Records excerpted from a collection:
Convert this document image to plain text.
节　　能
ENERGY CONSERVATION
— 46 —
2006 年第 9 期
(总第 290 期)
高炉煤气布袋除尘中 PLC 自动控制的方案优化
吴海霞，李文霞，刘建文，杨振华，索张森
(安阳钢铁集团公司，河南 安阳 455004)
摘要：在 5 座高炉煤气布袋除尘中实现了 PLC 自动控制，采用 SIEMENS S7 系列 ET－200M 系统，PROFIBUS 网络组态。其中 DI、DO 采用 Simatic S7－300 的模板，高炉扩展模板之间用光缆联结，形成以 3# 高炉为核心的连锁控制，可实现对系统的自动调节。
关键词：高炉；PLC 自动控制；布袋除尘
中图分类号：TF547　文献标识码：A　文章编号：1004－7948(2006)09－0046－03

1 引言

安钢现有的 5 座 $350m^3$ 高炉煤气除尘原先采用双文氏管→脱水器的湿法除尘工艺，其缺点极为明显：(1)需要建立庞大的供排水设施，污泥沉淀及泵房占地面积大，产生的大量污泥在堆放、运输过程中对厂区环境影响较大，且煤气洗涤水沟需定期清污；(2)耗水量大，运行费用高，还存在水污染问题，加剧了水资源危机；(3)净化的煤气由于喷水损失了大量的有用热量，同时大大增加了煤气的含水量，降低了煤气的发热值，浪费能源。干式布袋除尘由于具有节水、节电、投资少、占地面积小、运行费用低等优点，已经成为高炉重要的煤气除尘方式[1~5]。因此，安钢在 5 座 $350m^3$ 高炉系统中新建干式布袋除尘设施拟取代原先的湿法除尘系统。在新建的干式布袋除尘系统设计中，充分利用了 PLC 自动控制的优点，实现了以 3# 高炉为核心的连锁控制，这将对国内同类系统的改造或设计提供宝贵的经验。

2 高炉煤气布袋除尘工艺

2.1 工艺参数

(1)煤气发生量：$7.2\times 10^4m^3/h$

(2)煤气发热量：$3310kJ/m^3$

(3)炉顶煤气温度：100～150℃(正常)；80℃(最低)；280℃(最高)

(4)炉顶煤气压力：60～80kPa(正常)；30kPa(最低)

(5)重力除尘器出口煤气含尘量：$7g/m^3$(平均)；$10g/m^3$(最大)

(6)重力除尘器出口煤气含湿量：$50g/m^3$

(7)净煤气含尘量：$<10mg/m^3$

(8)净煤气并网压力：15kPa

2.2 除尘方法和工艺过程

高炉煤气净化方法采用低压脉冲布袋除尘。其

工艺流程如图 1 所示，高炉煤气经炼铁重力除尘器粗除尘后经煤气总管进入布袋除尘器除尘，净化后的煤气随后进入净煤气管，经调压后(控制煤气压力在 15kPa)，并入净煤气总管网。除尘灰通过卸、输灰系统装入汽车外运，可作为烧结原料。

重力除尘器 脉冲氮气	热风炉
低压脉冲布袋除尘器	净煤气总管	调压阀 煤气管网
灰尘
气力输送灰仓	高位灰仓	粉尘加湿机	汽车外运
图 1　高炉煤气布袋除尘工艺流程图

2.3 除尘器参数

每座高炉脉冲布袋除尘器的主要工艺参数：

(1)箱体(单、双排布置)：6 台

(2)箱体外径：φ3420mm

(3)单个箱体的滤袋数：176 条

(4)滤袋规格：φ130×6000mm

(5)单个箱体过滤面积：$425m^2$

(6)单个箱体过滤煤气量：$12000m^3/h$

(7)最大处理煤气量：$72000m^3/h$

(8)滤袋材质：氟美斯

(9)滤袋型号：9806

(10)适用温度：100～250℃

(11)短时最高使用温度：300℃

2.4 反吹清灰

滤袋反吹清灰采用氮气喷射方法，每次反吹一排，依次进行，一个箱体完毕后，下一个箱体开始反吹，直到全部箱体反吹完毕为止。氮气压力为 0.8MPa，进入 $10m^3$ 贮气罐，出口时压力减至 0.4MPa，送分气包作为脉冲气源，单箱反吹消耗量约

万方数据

- Task requirements: Copy every single line of the material above that holds "高炉为核心的连锁控制".

- Full answer:
摘要：在 5 座高炉煤气布袋除尘中实现了 PLC 自动控制，采用 SIEMENS S7 系列 ET－200M 系统，PROFIBUS 网络组态。其中 DI、DO 采用 Simatic S7－300 的模板，高炉扩展模板之间用光缆联结，形成以 3# 高炉为核心的连锁控制，可实现对系统的自动调节。
安钢现有的 5 座 $350m^3$ 高炉煤气除尘原先采用双文氏管→脱水器的湿法除尘工艺，其缺点极为明显：(1)需要建立庞大的供排水设施，污泥沉淀及泵房占地面积大，产生的大量污泥在堆放、运输过程中对厂区环境影响较大，且煤气洗涤水沟需定期清污；(2)耗水量大，运行费用高，还存在水污染问题，加剧了水资源危机；(3)净化的煤气由于喷水损失了大量的有用热量，同时大大增加了煤气的含水量，降低了煤气的发热值，浪费能源。干式布袋除尘由于具有节水、节电、投资少、占地面积小、运行费用低等优点，已经成为高炉重要的煤气除尘方式[1~5]。因此，安钢在 5 座 $350m^3$ 高炉系统中新建干式布袋除尘设施拟取代原先的湿法除尘系统。在新建的干式布袋除尘系统设计中，充分利用了 PLC 自动控制的优点，实现了以 3# 高炉为核心的连锁控制，这将对国内同类系统的改造或设计提供宝贵的经验。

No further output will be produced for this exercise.